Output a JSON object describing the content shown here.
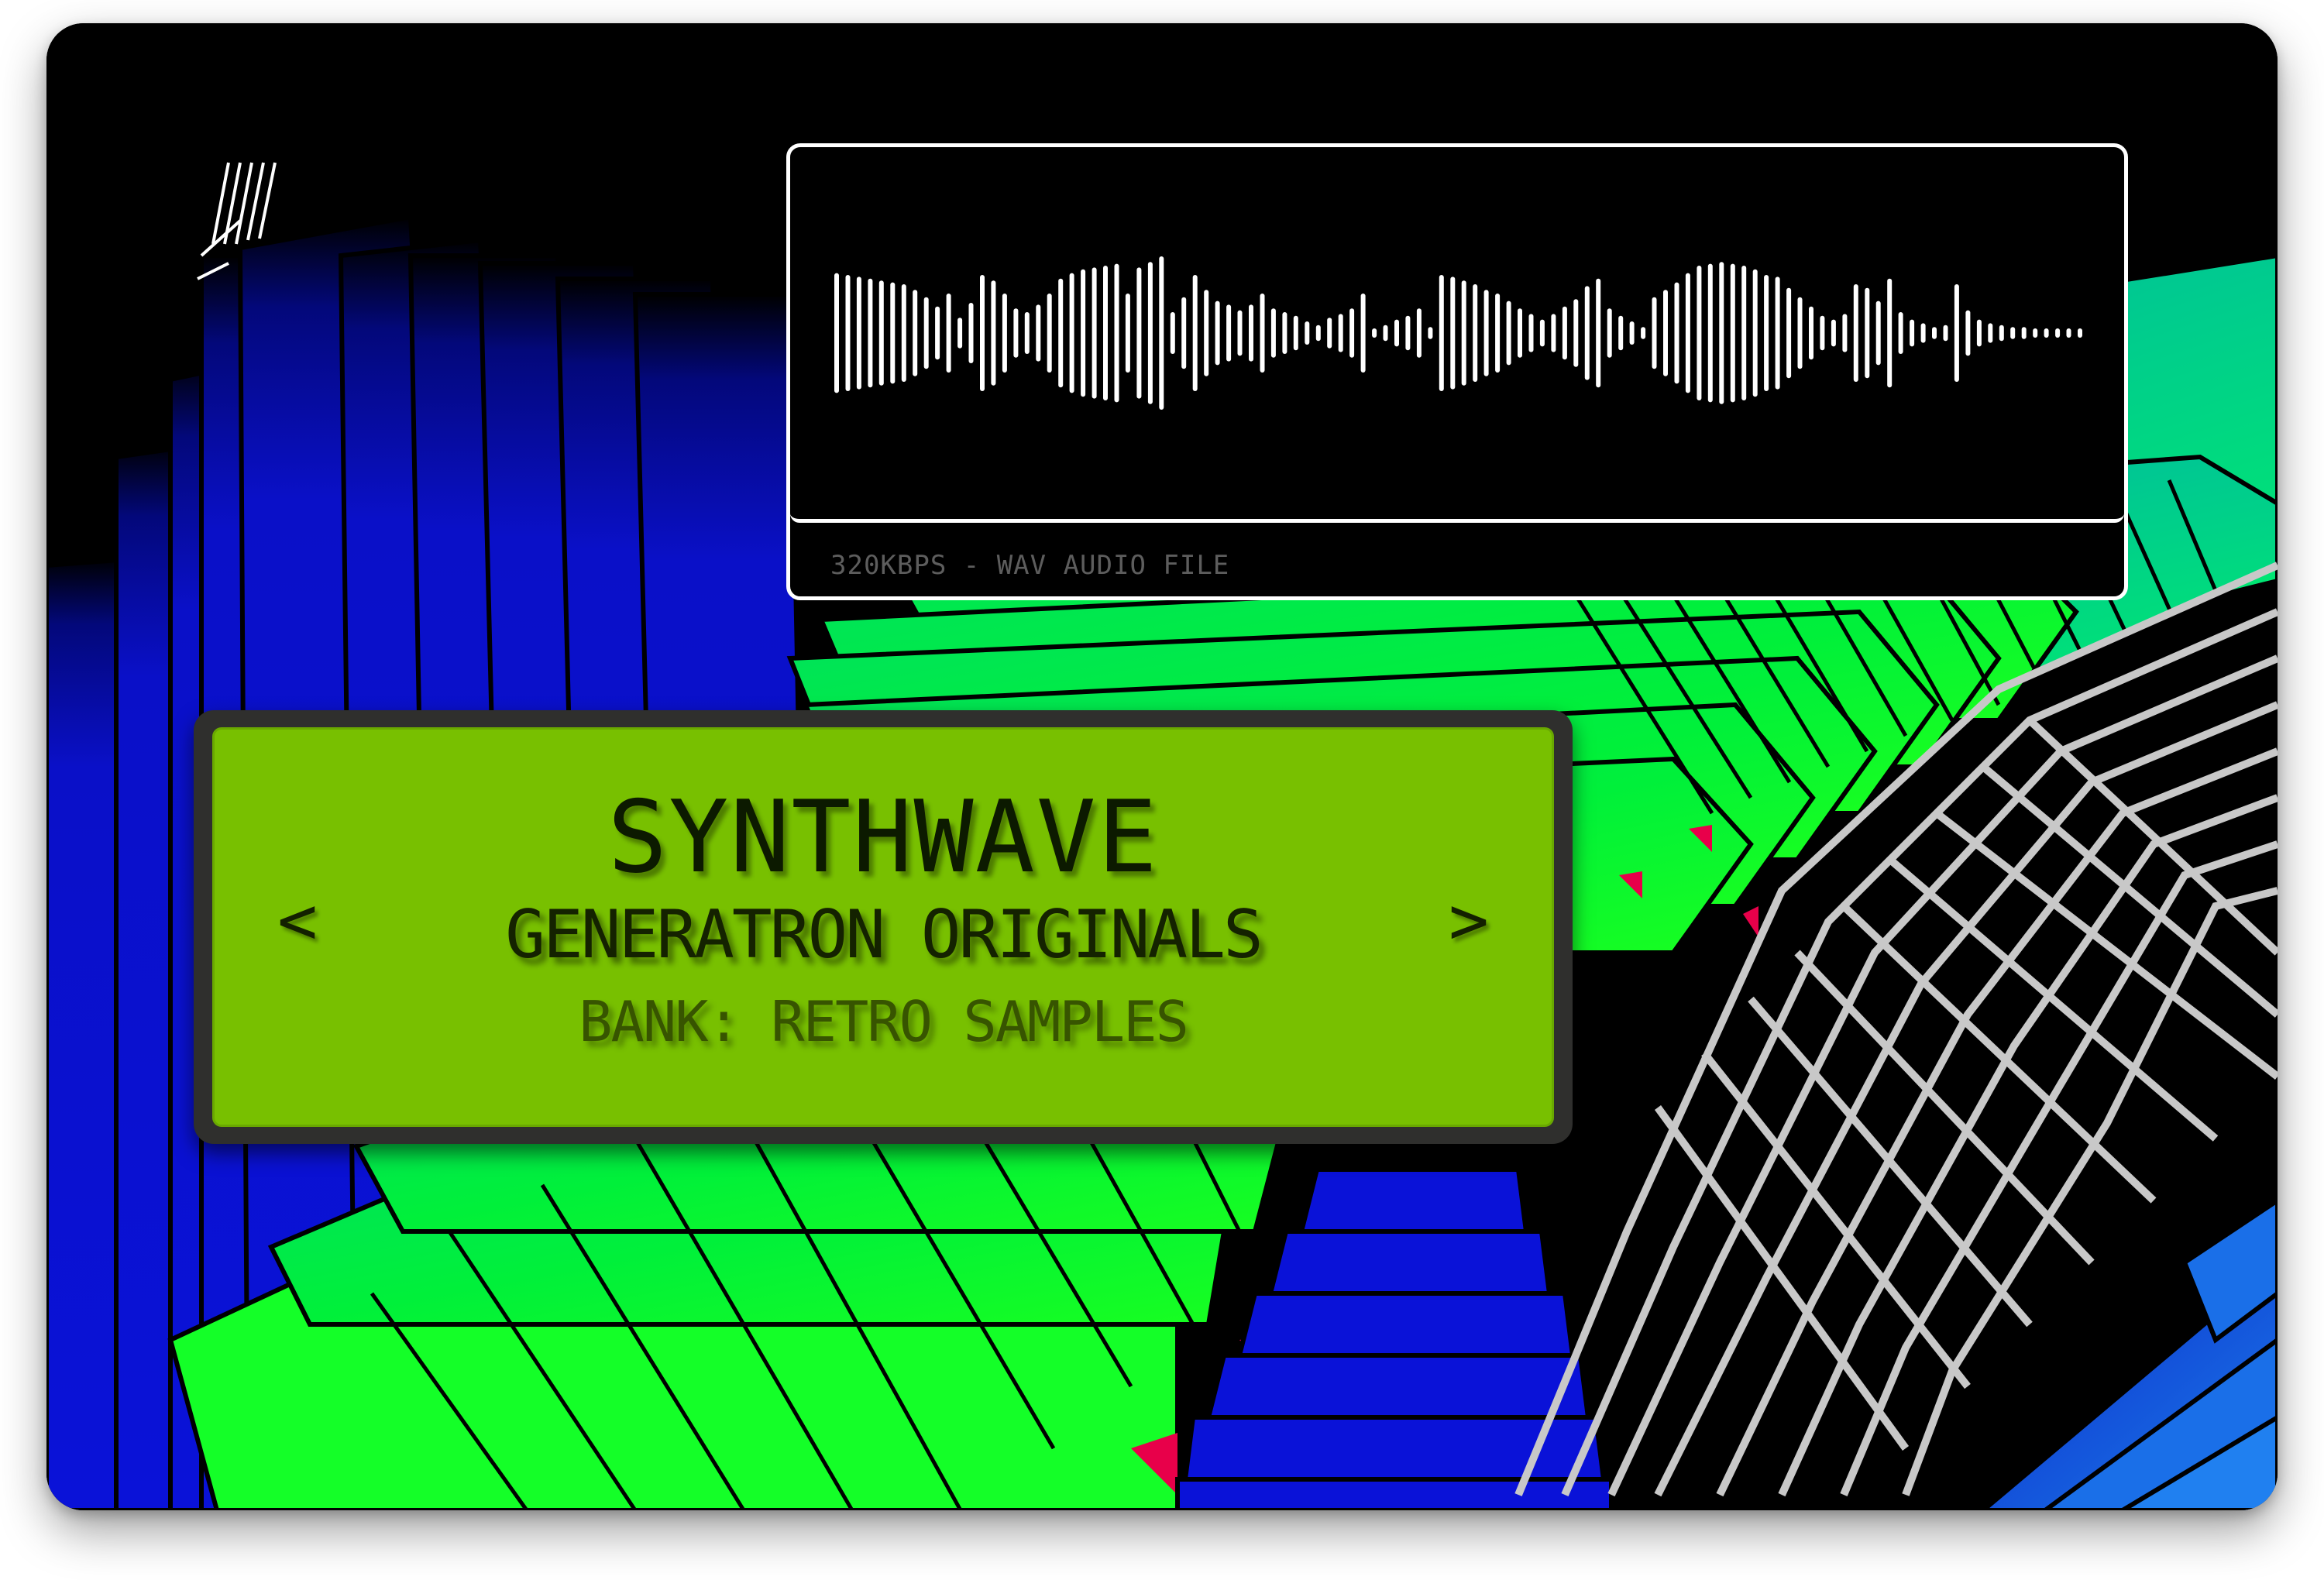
{
  "waveform": {
    "footer": "320KBPS - WAV AUDIO FILE",
    "color": "#ffffff",
    "amplitudes": [
      0.31,
      0.3,
      0.29,
      0.28,
      0.27,
      0.26,
      0.25,
      0.22,
      0.18,
      0.13,
      0.2,
      0.07,
      0.15,
      0.3,
      0.27,
      0.2,
      0.12,
      0.1,
      0.14,
      0.2,
      0.28,
      0.31,
      0.33,
      0.34,
      0.35,
      0.36,
      0.2,
      0.34,
      0.37,
      0.4,
      0.1,
      0.18,
      0.3,
      0.22,
      0.16,
      0.14,
      0.11,
      0.14,
      0.2,
      0.12,
      0.1,
      0.08,
      0.05,
      0.03,
      0.07,
      0.09,
      0.12,
      0.2,
      0.01,
      0.03,
      0.06,
      0.08,
      0.12,
      0.02,
      0.3,
      0.29,
      0.27,
      0.25,
      0.22,
      0.2,
      0.16,
      0.12,
      0.09,
      0.06,
      0.09,
      0.13,
      0.17,
      0.24,
      0.28,
      0.12,
      0.08,
      0.05,
      0.02,
      0.18,
      0.22,
      0.26,
      0.31,
      0.35,
      0.36,
      0.37,
      0.36,
      0.35,
      0.33,
      0.3,
      0.29,
      0.23,
      0.18,
      0.13,
      0.08,
      0.06,
      0.09,
      0.25,
      0.23,
      0.16,
      0.28,
      0.1,
      0.06,
      0.04,
      0.02,
      0.03,
      0.25,
      0.11,
      0.06,
      0.04,
      0.03,
      0.02,
      0.02,
      0.01,
      0.01,
      0.005,
      0.005,
      0.005
    ]
  },
  "lcd": {
    "title": "SYNTHWAVE",
    "subtitle": "GENERATRON ORIGINALS",
    "bank": "BANK: RETRO SAMPLES",
    "prev": "<",
    "next": ">",
    "screen_color": "#78c000"
  },
  "background": {
    "colors": [
      "#000000",
      "#0a10c8",
      "#00f03a",
      "#00d7a0",
      "#c0c0c0",
      "#e8004a"
    ]
  }
}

***

** JOB **
Print the full listing exactly, dropping the pictures.

** SOLUTION FOR THIS EXERCISE **
Output a JSON object describing the content shown here.
{
  "waveform": {
    "footer": "320KBPS - WAV AUDIO FILE",
    "color": "#ffffff",
    "amplitudes": [
      0.31,
      0.3,
      0.29,
      0.28,
      0.27,
      0.26,
      0.25,
      0.22,
      0.18,
      0.13,
      0.2,
      0.07,
      0.15,
      0.3,
      0.27,
      0.2,
      0.12,
      0.1,
      0.14,
      0.2,
      0.28,
      0.31,
      0.33,
      0.34,
      0.35,
      0.36,
      0.2,
      0.34,
      0.37,
      0.4,
      0.1,
      0.18,
      0.3,
      0.22,
      0.16,
      0.14,
      0.11,
      0.14,
      0.2,
      0.12,
      0.1,
      0.08,
      0.05,
      0.03,
      0.07,
      0.09,
      0.12,
      0.2,
      0.01,
      0.03,
      0.06,
      0.08,
      0.12,
      0.02,
      0.3,
      0.29,
      0.27,
      0.25,
      0.22,
      0.2,
      0.16,
      0.12,
      0.09,
      0.06,
      0.09,
      0.13,
      0.17,
      0.24,
      0.28,
      0.12,
      0.08,
      0.05,
      0.02,
      0.18,
      0.22,
      0.26,
      0.31,
      0.35,
      0.36,
      0.37,
      0.36,
      0.35,
      0.33,
      0.3,
      0.29,
      0.23,
      0.18,
      0.13,
      0.08,
      0.06,
      0.09,
      0.25,
      0.23,
      0.16,
      0.28,
      0.1,
      0.06,
      0.04,
      0.02,
      0.03,
      0.25,
      0.11,
      0.06,
      0.04,
      0.03,
      0.02,
      0.02,
      0.01,
      0.01,
      0.005,
      0.005,
      0.005
    ]
  },
  "lcd": {
    "title": "SYNTHWAVE",
    "subtitle": "GENERATRON ORIGINALS",
    "bank": "BANK: RETRO SAMPLES",
    "prev": "<",
    "next": ">",
    "screen_color": "#78c000"
  },
  "background": {
    "colors": [
      "#000000",
      "#0a10c8",
      "#00f03a",
      "#00d7a0",
      "#c0c0c0",
      "#e8004a"
    ]
  }
}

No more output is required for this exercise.